[Given task] Where a line contains the word "start", copy that line.

[Material shown]

----------------------------------------

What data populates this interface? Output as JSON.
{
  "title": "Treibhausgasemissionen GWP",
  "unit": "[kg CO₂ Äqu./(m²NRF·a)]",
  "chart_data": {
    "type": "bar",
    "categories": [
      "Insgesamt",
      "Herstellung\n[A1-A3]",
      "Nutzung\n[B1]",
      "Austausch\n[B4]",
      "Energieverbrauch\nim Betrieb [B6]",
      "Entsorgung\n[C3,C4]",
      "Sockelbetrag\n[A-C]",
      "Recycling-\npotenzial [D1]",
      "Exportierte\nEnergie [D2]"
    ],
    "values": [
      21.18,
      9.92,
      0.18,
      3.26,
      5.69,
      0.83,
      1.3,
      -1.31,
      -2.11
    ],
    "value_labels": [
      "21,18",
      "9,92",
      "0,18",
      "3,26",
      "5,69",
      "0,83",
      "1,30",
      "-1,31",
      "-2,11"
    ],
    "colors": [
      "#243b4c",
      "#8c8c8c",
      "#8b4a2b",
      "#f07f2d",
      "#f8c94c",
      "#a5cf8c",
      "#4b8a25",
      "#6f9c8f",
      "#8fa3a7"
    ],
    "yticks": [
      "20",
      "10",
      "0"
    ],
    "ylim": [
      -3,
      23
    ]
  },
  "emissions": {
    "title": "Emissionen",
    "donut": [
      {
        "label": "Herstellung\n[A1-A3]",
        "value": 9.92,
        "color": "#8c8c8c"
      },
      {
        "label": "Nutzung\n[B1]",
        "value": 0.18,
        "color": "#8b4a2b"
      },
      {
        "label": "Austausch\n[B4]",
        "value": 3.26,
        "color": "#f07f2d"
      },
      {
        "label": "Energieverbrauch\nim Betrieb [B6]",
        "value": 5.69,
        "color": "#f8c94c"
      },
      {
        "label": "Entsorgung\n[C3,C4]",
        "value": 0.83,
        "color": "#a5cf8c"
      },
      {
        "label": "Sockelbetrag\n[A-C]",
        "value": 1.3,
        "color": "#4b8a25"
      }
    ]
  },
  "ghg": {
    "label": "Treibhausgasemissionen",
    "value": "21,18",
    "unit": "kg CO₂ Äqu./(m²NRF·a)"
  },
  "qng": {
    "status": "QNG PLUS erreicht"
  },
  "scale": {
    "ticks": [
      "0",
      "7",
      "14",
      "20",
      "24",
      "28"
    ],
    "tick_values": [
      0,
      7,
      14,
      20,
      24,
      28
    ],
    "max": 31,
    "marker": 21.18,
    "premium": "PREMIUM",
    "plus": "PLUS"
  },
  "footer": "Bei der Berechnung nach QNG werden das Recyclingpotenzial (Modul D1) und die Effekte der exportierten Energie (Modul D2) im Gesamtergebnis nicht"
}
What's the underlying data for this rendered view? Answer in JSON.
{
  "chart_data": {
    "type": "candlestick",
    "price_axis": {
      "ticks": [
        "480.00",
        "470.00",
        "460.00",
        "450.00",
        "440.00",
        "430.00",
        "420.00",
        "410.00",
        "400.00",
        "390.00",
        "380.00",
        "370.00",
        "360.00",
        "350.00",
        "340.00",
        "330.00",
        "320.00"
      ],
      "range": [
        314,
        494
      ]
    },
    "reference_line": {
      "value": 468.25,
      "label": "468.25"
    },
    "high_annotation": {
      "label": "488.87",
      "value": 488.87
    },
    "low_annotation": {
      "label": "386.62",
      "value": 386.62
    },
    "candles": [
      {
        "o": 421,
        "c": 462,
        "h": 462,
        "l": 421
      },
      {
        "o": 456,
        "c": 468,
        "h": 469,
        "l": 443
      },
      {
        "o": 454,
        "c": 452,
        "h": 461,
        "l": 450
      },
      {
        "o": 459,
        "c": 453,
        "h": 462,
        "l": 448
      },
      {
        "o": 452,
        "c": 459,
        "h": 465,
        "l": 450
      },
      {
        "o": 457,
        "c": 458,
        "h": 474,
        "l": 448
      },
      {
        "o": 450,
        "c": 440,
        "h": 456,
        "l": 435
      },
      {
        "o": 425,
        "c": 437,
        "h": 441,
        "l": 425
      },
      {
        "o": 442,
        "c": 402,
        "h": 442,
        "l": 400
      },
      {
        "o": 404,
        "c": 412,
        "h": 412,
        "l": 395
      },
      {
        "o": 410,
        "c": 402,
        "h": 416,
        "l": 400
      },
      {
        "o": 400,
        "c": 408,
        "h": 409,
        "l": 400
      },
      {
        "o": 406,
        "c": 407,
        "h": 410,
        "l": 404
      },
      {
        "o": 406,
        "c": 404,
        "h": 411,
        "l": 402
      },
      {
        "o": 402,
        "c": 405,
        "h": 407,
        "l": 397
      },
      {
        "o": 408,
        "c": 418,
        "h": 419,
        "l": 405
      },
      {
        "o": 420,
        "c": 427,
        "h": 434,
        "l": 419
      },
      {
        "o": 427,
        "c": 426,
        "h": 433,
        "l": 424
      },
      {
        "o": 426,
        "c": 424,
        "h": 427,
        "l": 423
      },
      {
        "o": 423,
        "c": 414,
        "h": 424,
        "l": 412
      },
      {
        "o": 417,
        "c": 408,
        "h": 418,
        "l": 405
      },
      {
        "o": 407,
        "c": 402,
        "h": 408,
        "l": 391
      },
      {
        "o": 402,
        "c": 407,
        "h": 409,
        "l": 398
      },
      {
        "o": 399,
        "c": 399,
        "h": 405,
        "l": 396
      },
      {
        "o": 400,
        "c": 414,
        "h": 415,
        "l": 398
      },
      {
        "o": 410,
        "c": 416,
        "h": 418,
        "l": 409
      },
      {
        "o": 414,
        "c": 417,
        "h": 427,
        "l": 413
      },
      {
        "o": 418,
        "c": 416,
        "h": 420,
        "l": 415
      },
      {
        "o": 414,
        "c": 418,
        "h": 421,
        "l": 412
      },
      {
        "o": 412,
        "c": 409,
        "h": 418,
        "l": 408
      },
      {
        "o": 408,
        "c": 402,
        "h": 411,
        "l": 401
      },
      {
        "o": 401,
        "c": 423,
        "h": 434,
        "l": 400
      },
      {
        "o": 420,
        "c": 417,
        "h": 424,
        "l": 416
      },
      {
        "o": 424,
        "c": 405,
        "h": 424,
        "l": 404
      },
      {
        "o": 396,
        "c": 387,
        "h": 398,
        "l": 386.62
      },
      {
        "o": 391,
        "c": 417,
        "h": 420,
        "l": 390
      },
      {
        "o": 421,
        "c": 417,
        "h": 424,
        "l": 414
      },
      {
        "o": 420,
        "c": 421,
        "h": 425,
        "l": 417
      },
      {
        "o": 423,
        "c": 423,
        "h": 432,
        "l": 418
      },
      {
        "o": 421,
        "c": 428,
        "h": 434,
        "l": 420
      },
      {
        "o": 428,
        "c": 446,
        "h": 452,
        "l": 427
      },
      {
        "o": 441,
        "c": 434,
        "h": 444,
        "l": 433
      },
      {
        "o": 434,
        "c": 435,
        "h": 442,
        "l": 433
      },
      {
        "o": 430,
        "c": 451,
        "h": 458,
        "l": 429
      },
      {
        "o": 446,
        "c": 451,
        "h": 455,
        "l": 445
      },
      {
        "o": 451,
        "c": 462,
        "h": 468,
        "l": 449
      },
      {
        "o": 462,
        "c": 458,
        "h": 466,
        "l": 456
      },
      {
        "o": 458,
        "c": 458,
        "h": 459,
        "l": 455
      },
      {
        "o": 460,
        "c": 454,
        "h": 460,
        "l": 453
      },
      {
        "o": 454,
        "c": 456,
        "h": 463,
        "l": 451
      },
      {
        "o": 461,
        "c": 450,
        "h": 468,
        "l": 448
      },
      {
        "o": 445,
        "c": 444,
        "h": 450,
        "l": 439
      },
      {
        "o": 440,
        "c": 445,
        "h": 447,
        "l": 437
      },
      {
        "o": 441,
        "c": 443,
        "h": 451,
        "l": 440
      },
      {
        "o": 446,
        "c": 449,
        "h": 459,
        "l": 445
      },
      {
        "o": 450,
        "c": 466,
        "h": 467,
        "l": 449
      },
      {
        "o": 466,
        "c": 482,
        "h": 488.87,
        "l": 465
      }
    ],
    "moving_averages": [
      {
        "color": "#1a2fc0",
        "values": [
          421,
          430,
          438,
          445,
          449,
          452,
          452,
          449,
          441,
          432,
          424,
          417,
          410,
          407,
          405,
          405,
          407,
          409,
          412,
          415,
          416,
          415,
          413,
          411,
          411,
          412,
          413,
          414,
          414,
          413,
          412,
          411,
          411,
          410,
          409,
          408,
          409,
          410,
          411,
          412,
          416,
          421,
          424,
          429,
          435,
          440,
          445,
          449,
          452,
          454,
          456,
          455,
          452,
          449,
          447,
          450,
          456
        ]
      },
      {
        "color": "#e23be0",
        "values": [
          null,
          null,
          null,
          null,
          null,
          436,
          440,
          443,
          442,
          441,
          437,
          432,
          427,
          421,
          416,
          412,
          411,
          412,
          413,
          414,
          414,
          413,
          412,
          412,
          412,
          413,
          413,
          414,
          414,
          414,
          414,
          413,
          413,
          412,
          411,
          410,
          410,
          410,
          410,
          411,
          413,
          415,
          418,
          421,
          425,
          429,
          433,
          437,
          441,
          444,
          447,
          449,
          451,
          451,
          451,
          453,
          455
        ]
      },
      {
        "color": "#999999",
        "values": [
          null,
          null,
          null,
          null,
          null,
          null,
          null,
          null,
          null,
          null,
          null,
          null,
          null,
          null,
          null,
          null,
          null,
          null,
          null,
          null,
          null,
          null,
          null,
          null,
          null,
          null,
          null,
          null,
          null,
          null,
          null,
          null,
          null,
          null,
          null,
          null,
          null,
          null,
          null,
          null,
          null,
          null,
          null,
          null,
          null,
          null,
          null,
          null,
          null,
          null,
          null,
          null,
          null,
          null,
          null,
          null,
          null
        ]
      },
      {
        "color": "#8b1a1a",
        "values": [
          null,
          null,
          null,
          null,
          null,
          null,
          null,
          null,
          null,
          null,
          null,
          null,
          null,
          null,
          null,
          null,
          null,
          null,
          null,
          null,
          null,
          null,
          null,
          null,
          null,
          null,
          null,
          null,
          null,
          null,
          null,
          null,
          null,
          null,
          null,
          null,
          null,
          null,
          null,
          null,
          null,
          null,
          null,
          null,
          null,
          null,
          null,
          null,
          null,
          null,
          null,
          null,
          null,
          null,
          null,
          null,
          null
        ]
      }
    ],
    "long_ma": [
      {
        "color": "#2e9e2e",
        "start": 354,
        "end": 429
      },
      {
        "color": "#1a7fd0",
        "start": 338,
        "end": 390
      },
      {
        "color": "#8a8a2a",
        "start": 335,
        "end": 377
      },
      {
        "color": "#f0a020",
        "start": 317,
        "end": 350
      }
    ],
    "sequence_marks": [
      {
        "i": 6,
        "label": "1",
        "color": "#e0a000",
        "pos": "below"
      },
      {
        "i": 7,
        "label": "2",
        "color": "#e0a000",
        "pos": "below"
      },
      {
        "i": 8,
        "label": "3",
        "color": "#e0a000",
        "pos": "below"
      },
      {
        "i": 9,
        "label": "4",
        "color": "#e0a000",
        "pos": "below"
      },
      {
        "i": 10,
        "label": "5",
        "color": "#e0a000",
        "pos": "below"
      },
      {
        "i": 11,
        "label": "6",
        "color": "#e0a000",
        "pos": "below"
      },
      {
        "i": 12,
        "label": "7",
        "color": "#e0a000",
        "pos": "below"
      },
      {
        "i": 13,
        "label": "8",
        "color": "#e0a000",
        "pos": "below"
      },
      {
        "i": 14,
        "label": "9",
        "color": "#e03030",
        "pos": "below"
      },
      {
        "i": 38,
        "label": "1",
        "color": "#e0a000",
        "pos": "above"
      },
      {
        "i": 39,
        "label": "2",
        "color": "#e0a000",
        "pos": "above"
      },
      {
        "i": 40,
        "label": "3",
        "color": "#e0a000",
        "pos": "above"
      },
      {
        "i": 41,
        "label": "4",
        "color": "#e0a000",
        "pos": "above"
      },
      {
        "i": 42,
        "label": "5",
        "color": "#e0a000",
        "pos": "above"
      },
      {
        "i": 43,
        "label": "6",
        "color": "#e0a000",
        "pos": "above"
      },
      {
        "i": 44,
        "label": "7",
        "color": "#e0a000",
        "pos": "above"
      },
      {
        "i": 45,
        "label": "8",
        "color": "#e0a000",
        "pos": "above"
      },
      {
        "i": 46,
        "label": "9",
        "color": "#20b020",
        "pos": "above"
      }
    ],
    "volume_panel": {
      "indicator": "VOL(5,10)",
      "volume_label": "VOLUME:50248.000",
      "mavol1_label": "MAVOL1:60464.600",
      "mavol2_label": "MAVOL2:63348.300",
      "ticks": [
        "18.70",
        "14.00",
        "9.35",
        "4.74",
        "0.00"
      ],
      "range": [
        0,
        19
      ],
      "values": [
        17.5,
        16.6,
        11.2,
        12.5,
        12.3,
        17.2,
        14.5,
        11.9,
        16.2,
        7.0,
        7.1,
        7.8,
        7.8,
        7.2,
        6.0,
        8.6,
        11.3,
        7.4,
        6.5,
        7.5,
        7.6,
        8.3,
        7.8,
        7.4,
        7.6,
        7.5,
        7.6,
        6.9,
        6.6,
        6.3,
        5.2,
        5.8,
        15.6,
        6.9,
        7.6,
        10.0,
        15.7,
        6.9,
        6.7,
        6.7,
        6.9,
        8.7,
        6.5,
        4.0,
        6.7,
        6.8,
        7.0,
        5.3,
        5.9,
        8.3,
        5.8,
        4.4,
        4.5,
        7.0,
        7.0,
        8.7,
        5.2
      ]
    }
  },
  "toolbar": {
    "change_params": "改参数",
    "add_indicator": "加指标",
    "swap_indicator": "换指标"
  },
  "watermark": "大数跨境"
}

----------------------------------------

[Written solution]
        "start": 354,
        "start": 338,
        "start": 335,
        "start": 317,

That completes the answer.